[START INPUT MATERIAL]

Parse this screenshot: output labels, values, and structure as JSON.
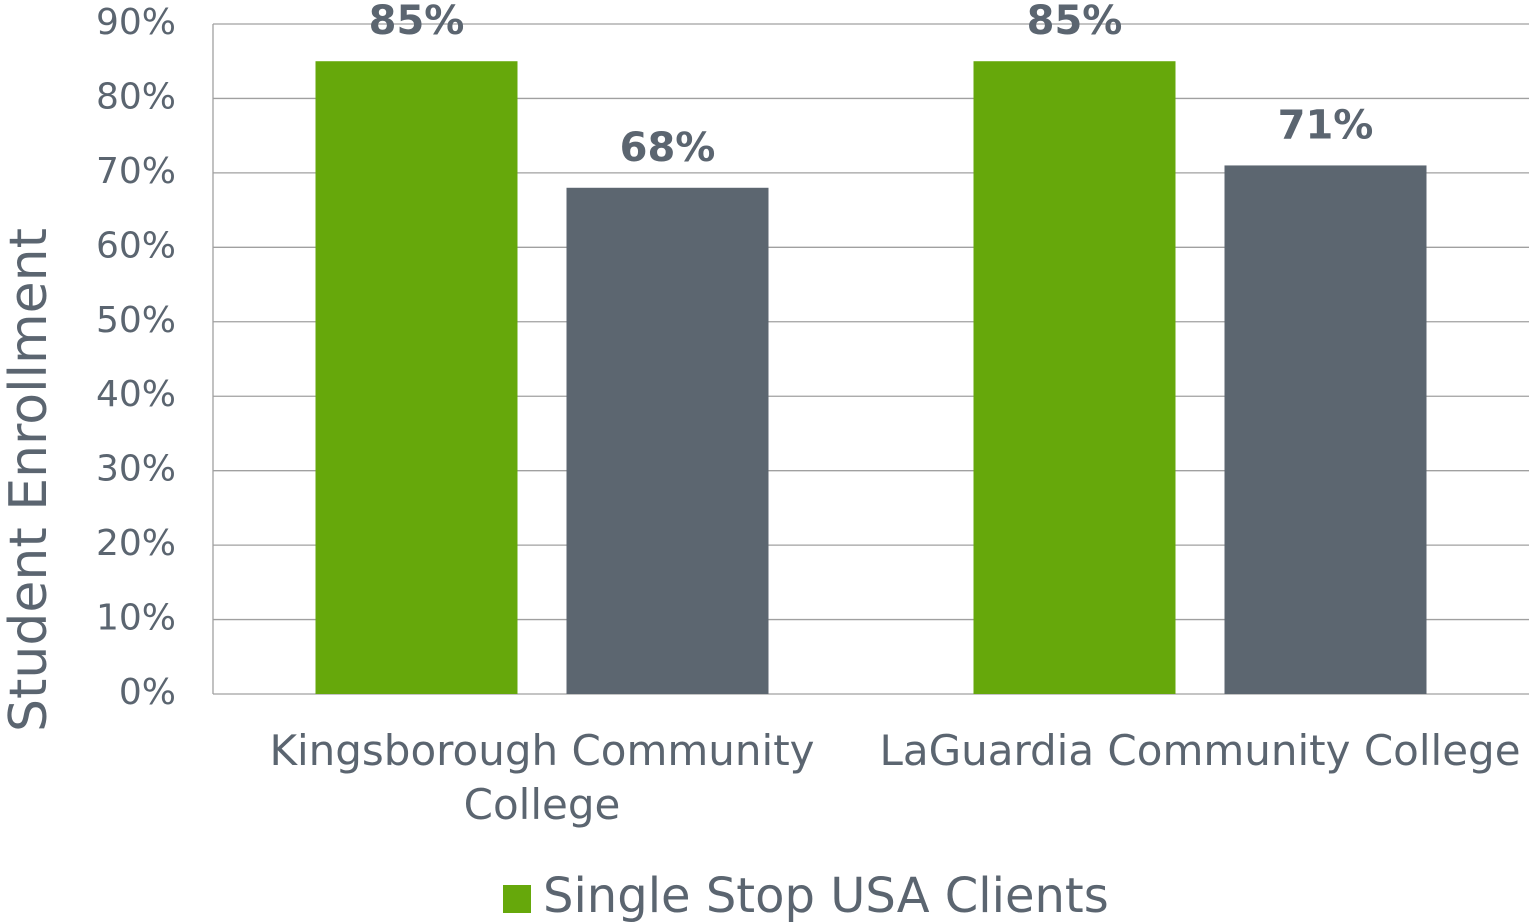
{
  "chart_data": {
    "type": "bar",
    "y_label": "Student Enrollment",
    "categories": [
      "Kingsborough Community College",
      "LaGuardia Community College"
    ],
    "series": [
      {
        "name": "Single Stop USA Clients",
        "color": "#66a80b",
        "values": [
          85,
          85
        ],
        "value_labels": [
          "85%",
          "85%"
        ]
      },
      {
        "name": null,
        "color": "#5c6670",
        "values": [
          68,
          71
        ],
        "value_labels": [
          "68%",
          "71%"
        ]
      }
    ],
    "ylim": [
      0,
      90
    ],
    "yticks": [
      {
        "value": 0,
        "label": "0%"
      },
      {
        "value": 10,
        "label": "10%"
      },
      {
        "value": 20,
        "label": "20%"
      },
      {
        "value": 30,
        "label": "30%"
      },
      {
        "value": 40,
        "label": "40%"
      },
      {
        "value": 50,
        "label": "50%"
      },
      {
        "value": 60,
        "label": "60%"
      },
      {
        "value": 70,
        "label": "70%"
      },
      {
        "value": 80,
        "label": "80%"
      },
      {
        "value": 90,
        "label": "90%"
      }
    ],
    "grid": true
  }
}
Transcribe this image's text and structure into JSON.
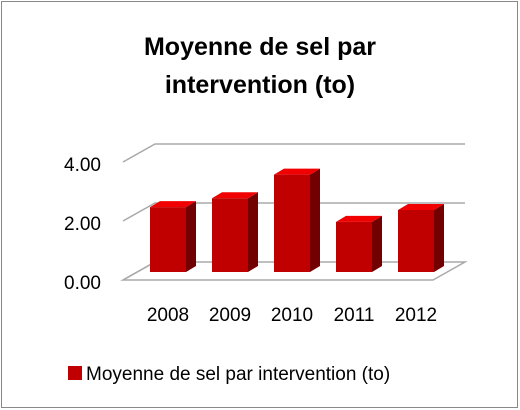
{
  "chart_data": {
    "type": "bar3d",
    "title": "Moyenne de sel par intervention (to)",
    "categories": [
      "2008",
      "2009",
      "2010",
      "2011",
      "2012"
    ],
    "series": [
      {
        "name": "Moyenne de sel par intervention (to)",
        "color": "#c00000",
        "values": [
          2.2,
          2.5,
          3.3,
          1.7,
          2.1
        ]
      }
    ],
    "ylim": [
      0,
      4
    ],
    "yticks": [
      {
        "value": 0,
        "label": "0.00"
      },
      {
        "value": 2,
        "label": "2.00"
      },
      {
        "value": 4,
        "label": "4.00"
      }
    ],
    "grid": true,
    "legend": "bottom"
  }
}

[END INPUT MATERIAL]

Beginning with the line containing "Transcribe this image's" and ending with the last line of the material, output each line exactly; do not include pictures.

__REPLY__
Transcribe this image's text and structure into JSON.
{
  "chart_data": {
    "type": "bar3d",
    "title": "Moyenne de sel par intervention (to)",
    "categories": [
      "2008",
      "2009",
      "2010",
      "2011",
      "2012"
    ],
    "series": [
      {
        "name": "Moyenne de sel par intervention (to)",
        "color": "#c00000",
        "values": [
          2.2,
          2.5,
          3.3,
          1.7,
          2.1
        ]
      }
    ],
    "ylim": [
      0,
      4
    ],
    "yticks": [
      {
        "value": 0,
        "label": "0.00"
      },
      {
        "value": 2,
        "label": "2.00"
      },
      {
        "value": 4,
        "label": "4.00"
      }
    ],
    "grid": true,
    "legend": "bottom"
  }
}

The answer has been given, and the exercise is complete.